EXTRAIT:
++++
Sur la demande en annulation de la transaction pour défaut de cause

L’article 1131 du code civil dans sa version applicable au litige compte tenu de la date de la transaction disposait que l’obligation sans cause, ou sur une fausse cause ou sur une cause illicite, ne peut avoir aucun effet.

Les consorts X estiment que la transaction qu’ils ont conclue avec Madame Y le 10 juin 2016 est dépourvue de cause dans la mesure où, selon eux, aucune obligation n’a été mise à la charge de leur cocontractante.

Selon le protocole transactionnel, le litige entre les parties est né de ce qu’à l’occasion de la vente de leur maison au début de l’année 2016, Monsieur X et Madame K-L-O ont constaté qu’une partie de leur parcelle empiétait sur la parcelle cadastrée AH257, un immeuble étant en partie bâti sur cette partie litigieuse, qui mesure environ 18 m².

Il est stipulé que ce protocole a pour objet de mettre fin de manière irrévocable et définitive au litige.

Les engagements de Madame K-L-O et Monsieur X sont les suivants :

- verser à Madame Y la somme globale, forfaitaire et définitive de 20.000€ à titre de dommages-intérêts au moyen d’un chèque […]

- prendre en charge le coût du procès-verbal de bornage amiable ainsi que les frais de publications afférents à ce dernier,

3



- se désister de leur instance et de leur action engagées par assignation du 3 juin […] en s’engageant irrévocablement à adresser au greffe de la juridiction un courrier de désistement d’instance et d’action, […].

Madame Y s’engage quant à elle à signer le jour de la signature des présentes le procès- verbal de bornage amiable établi par Monsieur I Z, géomètre-expert […], joint aux présentes.

Il est en outre stipulé que

- les parties s’engagent mutuellement à ne commettre aucun acte et à adopter une attitude parfaitement loyale entre elles, conforme à l’esprit qui a présidé à la conclusion de la présente transaction,

- sous réserve de l’exécution intégrale du présent accord intervenu librement après négociation, et celui-ci réglant définitivement le litige sus rappelé sans exception ni réserve, les parties renoncent irrévocablement à tous autres droits ou indemnités de quelque nature que ce soit l’une envers l’autre ayant trait avec ce différend,

- la transaction règle définitivement le litige intervenu entre les parties et ce, conformément aux dispositions des articles 2044 et suivants du code civil et notamment de l’article 2052 dudit code aux termes duquel la transaction a, entre les parties, l’autorité de la chose jugée en dernier ressort.

Il résulte de l’acte notarié du […] que Madame Y est propriétaire d’une parcelle cadastrée AH 257 d’une superficie de 2a 92 ca, soit 292 m². Or selon l’acte notarié du […] par lequel les consorts X ont acquis leur bien immobilier, sa superficie est de 260 m² mais il est également indiqué qu’elle figure au cadastre section AH numéro 256 pour une superficie de 2 a 35, soit 235 m².

De fait, l’extrait du plan cadastral produit confirme que la section AH 256 a une contenance de 235 m².
++++
SECTION DE DONNÉES:
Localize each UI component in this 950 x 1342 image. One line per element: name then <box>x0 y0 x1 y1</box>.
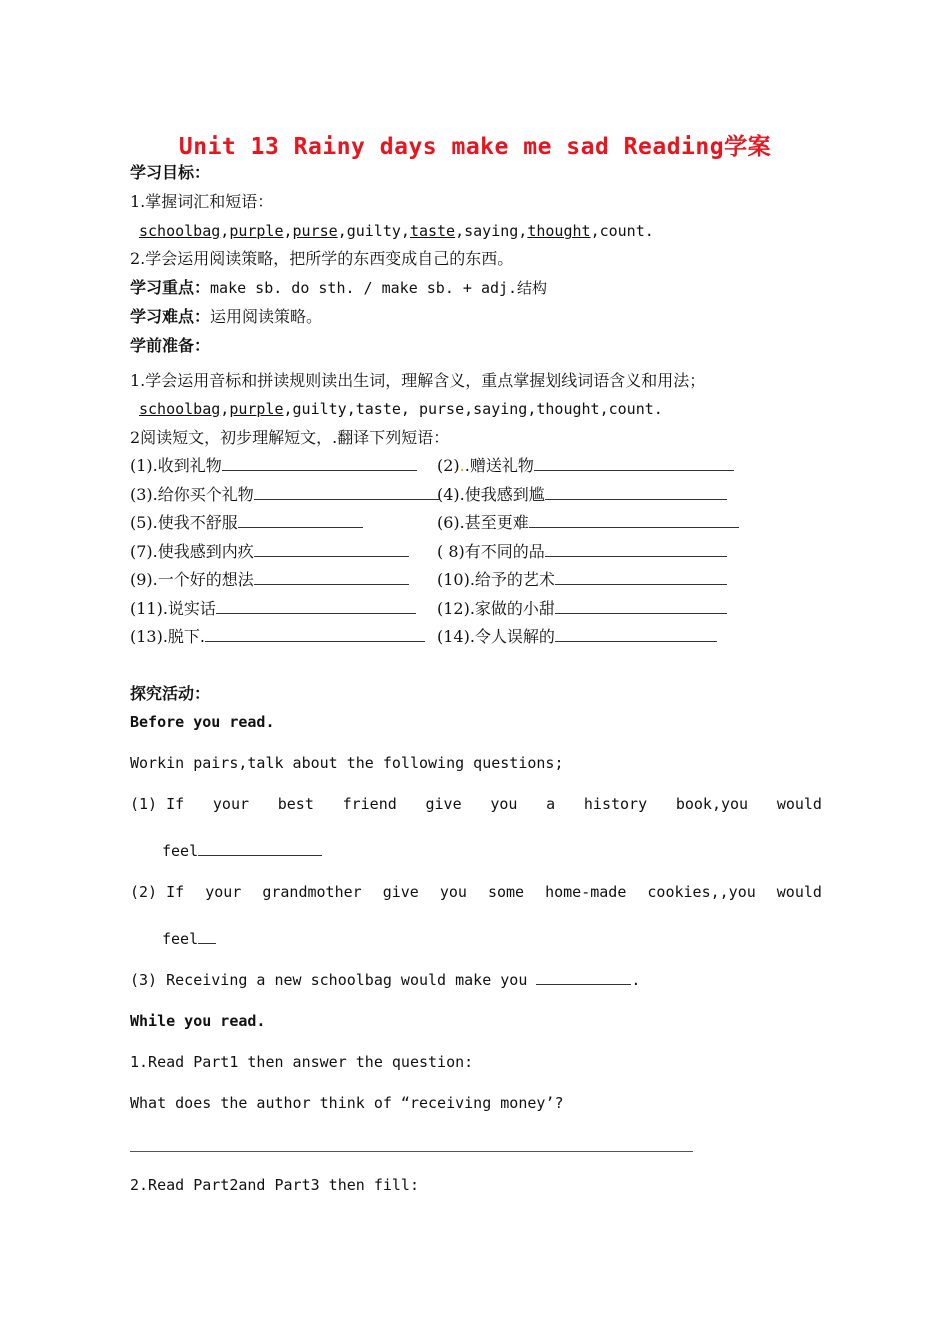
++++
TRAVAIL DEMANDÉ:
(1) Selon l'extrait sur l'annulation de la transaction, quelle somme Madame K-L-O et Monsieur X s'engagent-ils à verser à Madame Y ?
(2) Poursuivez l'extrait sur l'annulation de la transaction en reprenant après sa dernière phrase.
Le listing provient d'une autre source que l'extrait.

RÉPONSES:
(1) Une somme globale, forfaitaire et définitive de 20.000 € à titre de dommages-intérêts.

(2)
Or, il résulte du plan annexé au procès-verbal de bornage que le géomètre Monsieur Z a mesuré une superficie de 274 m² pour la parcelle de Madame Y, en posant la limite de propriété le long du bâtiment construit au fond de la parcelle des consorts X. Ceci conforte le fait que sa parcelle, qui mesure en réalité 292 m² en vertu de son titre de propriété et du cadastre, se poursuit bien jusque sous ce bâtiment, pour une surface de 18 m².

Ceci est également conforté par le mesurage du même géomètre-expert de la parcelle AH 256 dont la superficie est évaluée à 261 m² si la totalité du bâtiment est incluse, alors que le cadastre indique que sa contenance est de 235 m².

Dès lors, il est établi que la parcelle AH 257 de Madame Y englobe la partie litigieuse de 18 m² confondue avec la surface d’une partie du bâtiment situé également sur le fond des consorts X.

En conséquence, en signant le procès-verbal de bornage qui acte la réduction de sa parcelle de 292 à 274 m² et qui la fait se terminer en limite du bâtiment, Madame Y a renoncé à son droit de propriété sur une surface de 18 m² au profit des consorts X.

Ces derniers ne peuvent donc alléguer que le protocole d’accord du 10 juin 2016 est dénué de cause à leur préjudice et seront déboutés de leur demande tendant à en voir prononcer la nullité.

Sur la demande en rescision de la transaction pour violence

Les consorts X prétendent que Madame Y les a contraints à signer ce protocole compte tenu de la situation dans laquelle ils se trouvaient et du risque financier qu’ils courraient en raison de leurs engagements à vendre leur bien et à en acquérir un autre.

Ils produisent, pour prouver leurs allégations, un courrier de Madame Y à leur notaire du 12 avril 2016 dont il résulte qu’elle ne s’oppose pas à leur vendre la partie litigieuse de sa parcelle mais attend une offre plus élevée que celle de 250€ / m² qui lui a été faite.

4



Or dès le 19 avril 2016, le conseil des demandeurs a écrit à Madame Y, certes pour lui indiquer qu’il s’agit d’une erreur de cadastre et qu’elle n’est pas propriétaire de la surface litigieuse, mais surtout pour lui indiquer que si elle s’oppose à la rectification du cadastre, elle risque de commettre un abus de droit dont il cherchera alors à obtenir réparation par la voie judiciaire, notamment si la conséquence en était que ses clients soient redevables d’indemnités d’immobilisation importantes.

Dès lors, il ne peut être sérieusement prétendu que Madame Y a fait preuve de violence morale et a abusé de la situation alors que le conseil des demandeurs a promptement réagi et vivement argumenté pour la convaincre qu’elle ne pouvait pas s’opposer à la rectification d’une simple erreur matérielle du cadastre.

Aucune violence n’étant démontrée, les demandeurs seront également déboutés sur ce point.

Sur les demande de dommages-intérêts

Les consorts X ayant échoué dans leur action tendant à remettre en cause la validité du protocole d’accord conclu le 10 juin 2016, ils seront déboutés de leurs demandes de dommages- intérêts à l’encontre de Madame Y.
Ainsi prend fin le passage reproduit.